Challenge —
Copy out the lines that have "BARNOOTA" in them.

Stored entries
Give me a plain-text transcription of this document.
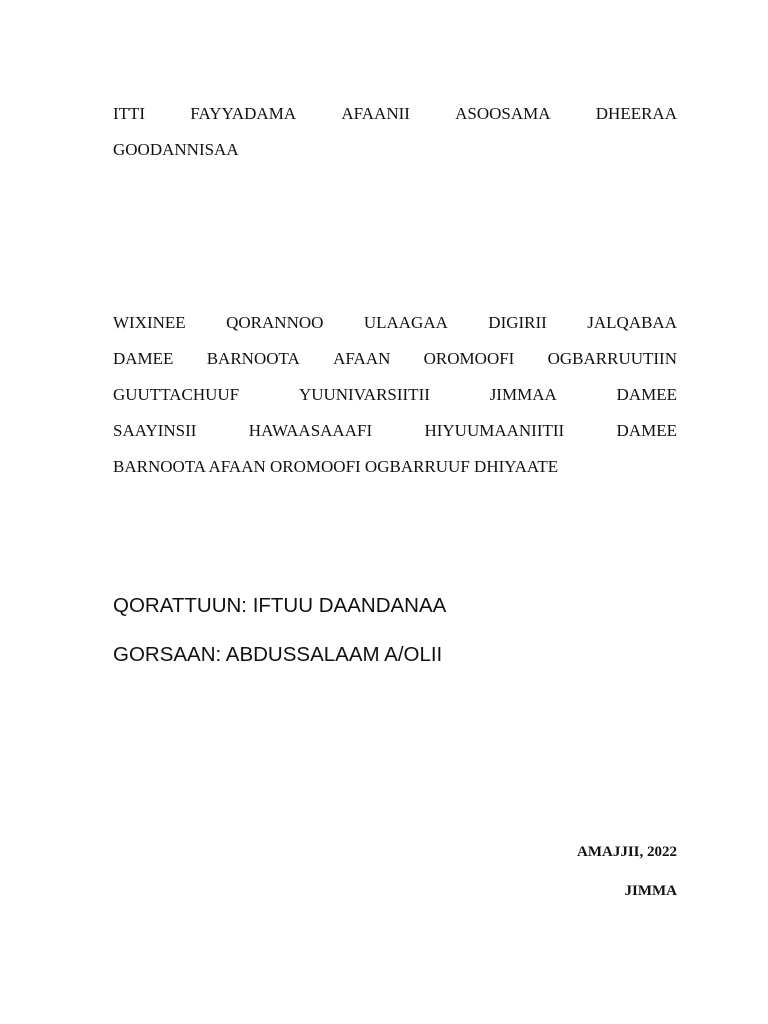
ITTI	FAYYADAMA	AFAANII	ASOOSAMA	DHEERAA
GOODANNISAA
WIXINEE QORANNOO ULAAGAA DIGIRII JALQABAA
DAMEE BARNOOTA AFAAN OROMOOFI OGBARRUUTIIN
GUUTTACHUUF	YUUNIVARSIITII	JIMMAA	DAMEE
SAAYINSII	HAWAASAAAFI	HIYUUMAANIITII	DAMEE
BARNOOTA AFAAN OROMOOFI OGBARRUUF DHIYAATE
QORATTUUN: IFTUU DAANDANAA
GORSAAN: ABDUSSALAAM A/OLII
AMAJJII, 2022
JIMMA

...

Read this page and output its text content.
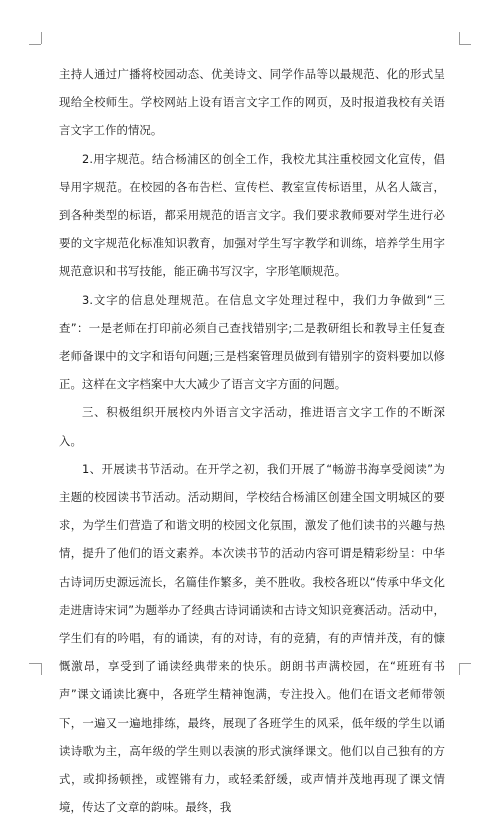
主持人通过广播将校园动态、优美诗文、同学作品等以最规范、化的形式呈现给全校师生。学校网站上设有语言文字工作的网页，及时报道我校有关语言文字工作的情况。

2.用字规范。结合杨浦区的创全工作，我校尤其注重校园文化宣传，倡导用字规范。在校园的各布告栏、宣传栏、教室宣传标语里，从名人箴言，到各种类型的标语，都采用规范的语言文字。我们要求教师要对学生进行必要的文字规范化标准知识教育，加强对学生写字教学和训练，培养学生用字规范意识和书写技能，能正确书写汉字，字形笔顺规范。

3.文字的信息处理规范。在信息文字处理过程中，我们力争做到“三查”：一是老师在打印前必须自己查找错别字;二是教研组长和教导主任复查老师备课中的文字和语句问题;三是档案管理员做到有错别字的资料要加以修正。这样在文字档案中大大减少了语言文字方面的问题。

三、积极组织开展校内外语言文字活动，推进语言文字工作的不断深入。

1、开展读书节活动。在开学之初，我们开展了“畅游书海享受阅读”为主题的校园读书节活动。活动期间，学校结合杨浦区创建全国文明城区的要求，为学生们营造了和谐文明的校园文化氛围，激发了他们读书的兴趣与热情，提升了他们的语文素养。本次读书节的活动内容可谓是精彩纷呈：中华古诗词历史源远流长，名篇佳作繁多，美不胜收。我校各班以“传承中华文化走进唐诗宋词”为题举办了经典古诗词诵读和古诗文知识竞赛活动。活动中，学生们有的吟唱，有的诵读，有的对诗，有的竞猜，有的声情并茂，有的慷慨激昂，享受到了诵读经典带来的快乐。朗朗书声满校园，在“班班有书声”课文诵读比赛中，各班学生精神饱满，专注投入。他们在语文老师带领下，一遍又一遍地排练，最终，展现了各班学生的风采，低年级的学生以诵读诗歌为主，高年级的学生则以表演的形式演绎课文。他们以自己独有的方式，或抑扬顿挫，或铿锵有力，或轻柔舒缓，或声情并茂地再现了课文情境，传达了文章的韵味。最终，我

* * *

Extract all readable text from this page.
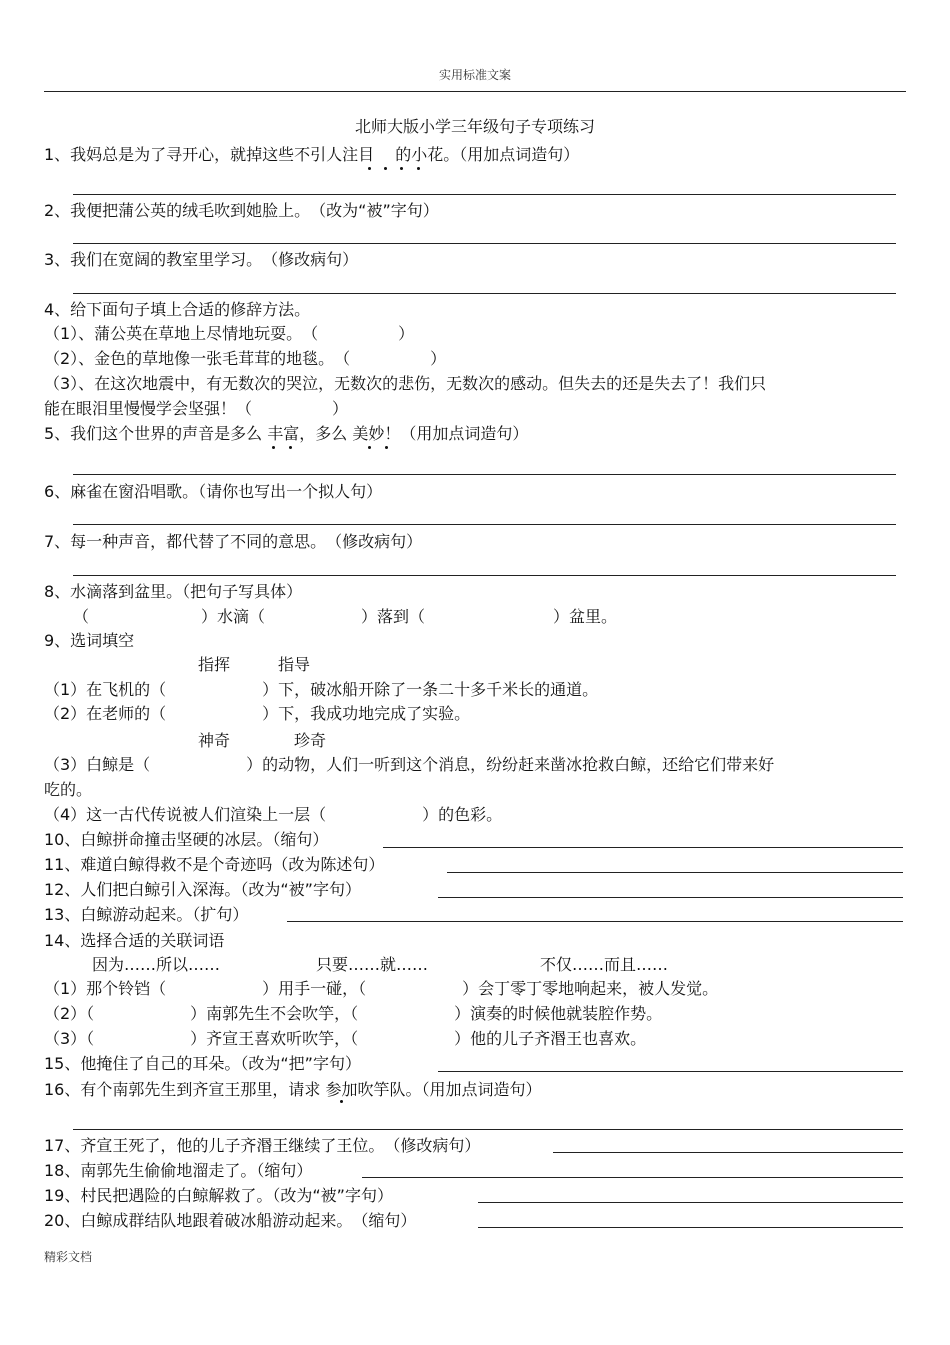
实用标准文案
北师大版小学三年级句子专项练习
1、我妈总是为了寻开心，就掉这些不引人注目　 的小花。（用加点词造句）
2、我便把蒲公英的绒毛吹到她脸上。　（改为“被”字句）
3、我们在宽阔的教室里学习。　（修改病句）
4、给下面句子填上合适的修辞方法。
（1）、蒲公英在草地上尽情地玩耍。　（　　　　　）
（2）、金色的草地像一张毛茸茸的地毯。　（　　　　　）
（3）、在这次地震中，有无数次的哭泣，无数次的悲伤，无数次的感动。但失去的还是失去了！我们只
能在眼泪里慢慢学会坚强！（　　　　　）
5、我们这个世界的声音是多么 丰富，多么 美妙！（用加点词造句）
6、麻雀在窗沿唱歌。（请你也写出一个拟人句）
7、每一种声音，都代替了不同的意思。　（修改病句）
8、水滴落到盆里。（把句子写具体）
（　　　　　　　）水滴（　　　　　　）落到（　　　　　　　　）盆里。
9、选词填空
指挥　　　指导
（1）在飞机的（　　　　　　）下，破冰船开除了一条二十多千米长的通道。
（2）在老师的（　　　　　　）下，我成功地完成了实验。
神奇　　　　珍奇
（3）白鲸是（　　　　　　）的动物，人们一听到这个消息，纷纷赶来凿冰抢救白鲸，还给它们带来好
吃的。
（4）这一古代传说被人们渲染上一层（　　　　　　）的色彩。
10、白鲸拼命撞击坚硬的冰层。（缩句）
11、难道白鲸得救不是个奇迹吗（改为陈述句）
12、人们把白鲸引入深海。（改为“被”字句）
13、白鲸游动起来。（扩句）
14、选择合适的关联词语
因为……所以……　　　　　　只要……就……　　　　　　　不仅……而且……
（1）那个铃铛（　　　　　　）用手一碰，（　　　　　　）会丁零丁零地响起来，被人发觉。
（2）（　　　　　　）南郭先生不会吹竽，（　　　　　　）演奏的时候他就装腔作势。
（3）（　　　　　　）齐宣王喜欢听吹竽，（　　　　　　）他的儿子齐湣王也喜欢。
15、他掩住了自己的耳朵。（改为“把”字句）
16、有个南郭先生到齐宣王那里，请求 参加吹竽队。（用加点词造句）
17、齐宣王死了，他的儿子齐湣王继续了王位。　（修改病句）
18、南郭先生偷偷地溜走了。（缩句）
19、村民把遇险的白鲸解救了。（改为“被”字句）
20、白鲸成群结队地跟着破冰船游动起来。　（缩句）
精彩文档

Response to the exercise —
DAMEE BARNOOTA AFAAN OROMOOFI OGBARRUUTIIN
BARNOOTA AFAAN OROMOOFI OGBARRUUF DHIYAATE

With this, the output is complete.